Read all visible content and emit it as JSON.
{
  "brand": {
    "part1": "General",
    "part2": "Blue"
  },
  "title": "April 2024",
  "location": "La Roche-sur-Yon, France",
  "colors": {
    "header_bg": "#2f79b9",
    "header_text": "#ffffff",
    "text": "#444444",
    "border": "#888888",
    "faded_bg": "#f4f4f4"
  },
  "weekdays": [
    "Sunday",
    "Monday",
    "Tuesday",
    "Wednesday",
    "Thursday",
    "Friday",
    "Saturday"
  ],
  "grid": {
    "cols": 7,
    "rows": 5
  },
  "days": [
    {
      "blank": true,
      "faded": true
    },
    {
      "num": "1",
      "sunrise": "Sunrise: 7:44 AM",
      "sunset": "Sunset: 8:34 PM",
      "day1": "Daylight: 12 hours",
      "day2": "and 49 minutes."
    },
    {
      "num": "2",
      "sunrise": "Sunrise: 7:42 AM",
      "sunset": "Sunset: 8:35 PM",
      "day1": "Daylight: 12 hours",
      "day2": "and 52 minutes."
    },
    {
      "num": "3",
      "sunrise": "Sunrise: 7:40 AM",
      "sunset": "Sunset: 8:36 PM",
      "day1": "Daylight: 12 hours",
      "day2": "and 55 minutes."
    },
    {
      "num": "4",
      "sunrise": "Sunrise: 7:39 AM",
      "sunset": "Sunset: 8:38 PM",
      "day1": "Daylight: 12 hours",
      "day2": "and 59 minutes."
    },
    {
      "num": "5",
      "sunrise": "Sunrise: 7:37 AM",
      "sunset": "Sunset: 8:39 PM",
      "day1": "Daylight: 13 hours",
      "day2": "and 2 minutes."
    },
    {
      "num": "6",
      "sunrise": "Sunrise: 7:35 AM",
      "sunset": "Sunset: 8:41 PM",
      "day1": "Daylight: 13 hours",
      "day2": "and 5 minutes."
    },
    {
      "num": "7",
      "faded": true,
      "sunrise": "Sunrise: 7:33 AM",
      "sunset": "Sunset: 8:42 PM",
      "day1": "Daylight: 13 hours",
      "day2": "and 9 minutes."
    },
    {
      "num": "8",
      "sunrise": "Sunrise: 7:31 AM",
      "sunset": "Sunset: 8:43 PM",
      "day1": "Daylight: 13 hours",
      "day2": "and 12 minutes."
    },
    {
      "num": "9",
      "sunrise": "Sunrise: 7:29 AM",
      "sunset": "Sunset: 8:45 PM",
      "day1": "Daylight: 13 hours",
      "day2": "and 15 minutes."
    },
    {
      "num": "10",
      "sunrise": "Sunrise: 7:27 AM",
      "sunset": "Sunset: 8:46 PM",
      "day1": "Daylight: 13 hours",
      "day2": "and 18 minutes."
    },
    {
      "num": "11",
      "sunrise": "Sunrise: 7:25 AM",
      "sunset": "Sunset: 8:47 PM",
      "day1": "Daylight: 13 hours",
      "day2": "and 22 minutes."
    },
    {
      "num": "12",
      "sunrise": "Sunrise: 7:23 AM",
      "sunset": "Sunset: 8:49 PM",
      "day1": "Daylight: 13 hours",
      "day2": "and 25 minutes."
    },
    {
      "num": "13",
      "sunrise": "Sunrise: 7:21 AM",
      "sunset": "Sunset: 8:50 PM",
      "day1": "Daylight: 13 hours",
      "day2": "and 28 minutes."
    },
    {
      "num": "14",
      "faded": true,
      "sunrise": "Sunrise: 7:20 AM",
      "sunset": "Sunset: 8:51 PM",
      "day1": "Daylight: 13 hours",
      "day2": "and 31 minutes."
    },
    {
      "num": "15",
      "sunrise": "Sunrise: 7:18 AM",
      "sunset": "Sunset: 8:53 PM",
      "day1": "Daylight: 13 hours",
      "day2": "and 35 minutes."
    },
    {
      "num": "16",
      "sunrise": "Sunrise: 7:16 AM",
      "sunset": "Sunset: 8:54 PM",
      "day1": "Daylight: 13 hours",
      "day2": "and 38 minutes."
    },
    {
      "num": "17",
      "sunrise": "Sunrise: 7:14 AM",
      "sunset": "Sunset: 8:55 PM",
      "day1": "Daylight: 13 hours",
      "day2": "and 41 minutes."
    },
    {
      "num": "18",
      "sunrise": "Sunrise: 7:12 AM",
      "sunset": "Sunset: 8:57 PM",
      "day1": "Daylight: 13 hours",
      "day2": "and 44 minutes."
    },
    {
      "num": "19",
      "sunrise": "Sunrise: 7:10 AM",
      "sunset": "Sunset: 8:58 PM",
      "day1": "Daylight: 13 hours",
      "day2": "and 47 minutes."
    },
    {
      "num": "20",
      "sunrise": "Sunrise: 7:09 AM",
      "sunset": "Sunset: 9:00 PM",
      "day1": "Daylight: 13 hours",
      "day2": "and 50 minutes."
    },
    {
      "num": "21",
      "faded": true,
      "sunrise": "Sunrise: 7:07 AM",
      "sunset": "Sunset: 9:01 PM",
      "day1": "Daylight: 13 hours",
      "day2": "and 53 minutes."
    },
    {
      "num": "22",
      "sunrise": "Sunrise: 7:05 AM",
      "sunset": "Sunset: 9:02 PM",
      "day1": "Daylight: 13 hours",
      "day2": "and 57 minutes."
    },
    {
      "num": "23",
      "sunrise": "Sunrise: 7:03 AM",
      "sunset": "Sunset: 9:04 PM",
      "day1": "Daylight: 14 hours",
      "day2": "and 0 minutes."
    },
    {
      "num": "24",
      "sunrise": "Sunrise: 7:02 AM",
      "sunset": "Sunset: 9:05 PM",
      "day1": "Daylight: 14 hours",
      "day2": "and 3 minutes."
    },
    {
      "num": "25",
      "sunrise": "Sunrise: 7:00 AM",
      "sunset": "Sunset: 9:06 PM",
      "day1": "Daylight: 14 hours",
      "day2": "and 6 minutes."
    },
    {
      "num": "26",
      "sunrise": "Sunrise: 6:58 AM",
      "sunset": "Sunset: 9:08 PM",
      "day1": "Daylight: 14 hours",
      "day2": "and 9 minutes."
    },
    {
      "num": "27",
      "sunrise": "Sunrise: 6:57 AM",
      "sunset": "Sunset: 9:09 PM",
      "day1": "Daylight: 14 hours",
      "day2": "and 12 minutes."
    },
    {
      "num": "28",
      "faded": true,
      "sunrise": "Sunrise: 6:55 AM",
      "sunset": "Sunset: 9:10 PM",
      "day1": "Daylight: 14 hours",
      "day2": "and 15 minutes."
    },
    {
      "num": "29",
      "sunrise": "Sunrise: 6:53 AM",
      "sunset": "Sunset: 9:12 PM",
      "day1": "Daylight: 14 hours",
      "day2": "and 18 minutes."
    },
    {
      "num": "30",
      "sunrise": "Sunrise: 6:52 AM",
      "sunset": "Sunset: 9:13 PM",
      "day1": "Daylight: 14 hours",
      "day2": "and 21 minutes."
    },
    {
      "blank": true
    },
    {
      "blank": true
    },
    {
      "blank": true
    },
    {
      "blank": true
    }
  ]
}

========

## EXERCISE BRIEF
Copy the material above, line for line.

## EXERCISE SOLUTION
Read all visible content and emit it as JSON.
{
  "brand": {
    "part1": "General",
    "part2": "Blue"
  },
  "title": "April 2024",
  "location": "La Roche-sur-Yon, France",
  "colors": {
    "header_bg": "#2f79b9",
    "header_text": "#ffffff",
    "text": "#444444",
    "border": "#888888",
    "faded_bg": "#f4f4f4"
  },
  "weekdays": [
    "Sunday",
    "Monday",
    "Tuesday",
    "Wednesday",
    "Thursday",
    "Friday",
    "Saturday"
  ],
  "grid": {
    "cols": 7,
    "rows": 5
  },
  "days": [
    {
      "blank": true,
      "faded": true
    },
    {
      "num": "1",
      "sunrise": "Sunrise: 7:44 AM",
      "sunset": "Sunset: 8:34 PM",
      "day1": "Daylight: 12 hours",
      "day2": "and 49 minutes."
    },
    {
      "num": "2",
      "sunrise": "Sunrise: 7:42 AM",
      "sunset": "Sunset: 8:35 PM",
      "day1": "Daylight: 12 hours",
      "day2": "and 52 minutes."
    },
    {
      "num": "3",
      "sunrise": "Sunrise: 7:40 AM",
      "sunset": "Sunset: 8:36 PM",
      "day1": "Daylight: 12 hours",
      "day2": "and 55 minutes."
    },
    {
      "num": "4",
      "sunrise": "Sunrise: 7:39 AM",
      "sunset": "Sunset: 8:38 PM",
      "day1": "Daylight: 12 hours",
      "day2": "and 59 minutes."
    },
    {
      "num": "5",
      "sunrise": "Sunrise: 7:37 AM",
      "sunset": "Sunset: 8:39 PM",
      "day1": "Daylight: 13 hours",
      "day2": "and 2 minutes."
    },
    {
      "num": "6",
      "sunrise": "Sunrise: 7:35 AM",
      "sunset": "Sunset: 8:41 PM",
      "day1": "Daylight: 13 hours",
      "day2": "and 5 minutes."
    },
    {
      "num": "7",
      "faded": true,
      "sunrise": "Sunrise: 7:33 AM",
      "sunset": "Sunset: 8:42 PM",
      "day1": "Daylight: 13 hours",
      "day2": "and 9 minutes."
    },
    {
      "num": "8",
      "sunrise": "Sunrise: 7:31 AM",
      "sunset": "Sunset: 8:43 PM",
      "day1": "Daylight: 13 hours",
      "day2": "and 12 minutes."
    },
    {
      "num": "9",
      "sunrise": "Sunrise: 7:29 AM",
      "sunset": "Sunset: 8:45 PM",
      "day1": "Daylight: 13 hours",
      "day2": "and 15 minutes."
    },
    {
      "num": "10",
      "sunrise": "Sunrise: 7:27 AM",
      "sunset": "Sunset: 8:46 PM",
      "day1": "Daylight: 13 hours",
      "day2": "and 18 minutes."
    },
    {
      "num": "11",
      "sunrise": "Sunrise: 7:25 AM",
      "sunset": "Sunset: 8:47 PM",
      "day1": "Daylight: 13 hours",
      "day2": "and 22 minutes."
    },
    {
      "num": "12",
      "sunrise": "Sunrise: 7:23 AM",
      "sunset": "Sunset: 8:49 PM",
      "day1": "Daylight: 13 hours",
      "day2": "and 25 minutes."
    },
    {
      "num": "13",
      "sunrise": "Sunrise: 7:21 AM",
      "sunset": "Sunset: 8:50 PM",
      "day1": "Daylight: 13 hours",
      "day2": "and 28 minutes."
    },
    {
      "num": "14",
      "faded": true,
      "sunrise": "Sunrise: 7:20 AM",
      "sunset": "Sunset: 8:51 PM",
      "day1": "Daylight: 13 hours",
      "day2": "and 31 minutes."
    },
    {
      "num": "15",
      "sunrise": "Sunrise: 7:18 AM",
      "sunset": "Sunset: 8:53 PM",
      "day1": "Daylight: 13 hours",
      "day2": "and 35 minutes."
    },
    {
      "num": "16",
      "sunrise": "Sunrise: 7:16 AM",
      "sunset": "Sunset: 8:54 PM",
      "day1": "Daylight: 13 hours",
      "day2": "and 38 minutes."
    },
    {
      "num": "17",
      "sunrise": "Sunrise: 7:14 AM",
      "sunset": "Sunset: 8:55 PM",
      "day1": "Daylight: 13 hours",
      "day2": "and 41 minutes."
    },
    {
      "num": "18",
      "sunrise": "Sunrise: 7:12 AM",
      "sunset": "Sunset: 8:57 PM",
      "day1": "Daylight: 13 hours",
      "day2": "and 44 minutes."
    },
    {
      "num": "19",
      "sunrise": "Sunrise: 7:10 AM",
      "sunset": "Sunset: 8:58 PM",
      "day1": "Daylight: 13 hours",
      "day2": "and 47 minutes."
    },
    {
      "num": "20",
      "sunrise": "Sunrise: 7:09 AM",
      "sunset": "Sunset: 9:00 PM",
      "day1": "Daylight: 13 hours",
      "day2": "and 50 minutes."
    },
    {
      "num": "21",
      "faded": true,
      "sunrise": "Sunrise: 7:07 AM",
      "sunset": "Sunset: 9:01 PM",
      "day1": "Daylight: 13 hours",
      "day2": "and 53 minutes."
    },
    {
      "num": "22",
      "sunrise": "Sunrise: 7:05 AM",
      "sunset": "Sunset: 9:02 PM",
      "day1": "Daylight: 13 hours",
      "day2": "and 57 minutes."
    },
    {
      "num": "23",
      "sunrise": "Sunrise: 7:03 AM",
      "sunset": "Sunset: 9:04 PM",
      "day1": "Daylight: 14 hours",
      "day2": "and 0 minutes."
    },
    {
      "num": "24",
      "sunrise": "Sunrise: 7:02 AM",
      "sunset": "Sunset: 9:05 PM",
      "day1": "Daylight: 14 hours",
      "day2": "and 3 minutes."
    },
    {
      "num": "25",
      "sunrise": "Sunrise: 7:00 AM",
      "sunset": "Sunset: 9:06 PM",
      "day1": "Daylight: 14 hours",
      "day2": "and 6 minutes."
    },
    {
      "num": "26",
      "sunrise": "Sunrise: 6:58 AM",
      "sunset": "Sunset: 9:08 PM",
      "day1": "Daylight: 14 hours",
      "day2": "and 9 minutes."
    },
    {
      "num": "27",
      "sunrise": "Sunrise: 6:57 AM",
      "sunset": "Sunset: 9:09 PM",
      "day1": "Daylight: 14 hours",
      "day2": "and 12 minutes."
    },
    {
      "num": "28",
      "faded": true,
      "sunrise": "Sunrise: 6:55 AM",
      "sunset": "Sunset: 9:10 PM",
      "day1": "Daylight: 14 hours",
      "day2": "and 15 minutes."
    },
    {
      "num": "29",
      "sunrise": "Sunrise: 6:53 AM",
      "sunset": "Sunset: 9:12 PM",
      "day1": "Daylight: 14 hours",
      "day2": "and 18 minutes."
    },
    {
      "num": "30",
      "sunrise": "Sunrise: 6:52 AM",
      "sunset": "Sunset: 9:13 PM",
      "day1": "Daylight: 14 hours",
      "day2": "and 21 minutes."
    },
    {
      "blank": true
    },
    {
      "blank": true
    },
    {
      "blank": true
    },
    {
      "blank": true
    }
  ]
}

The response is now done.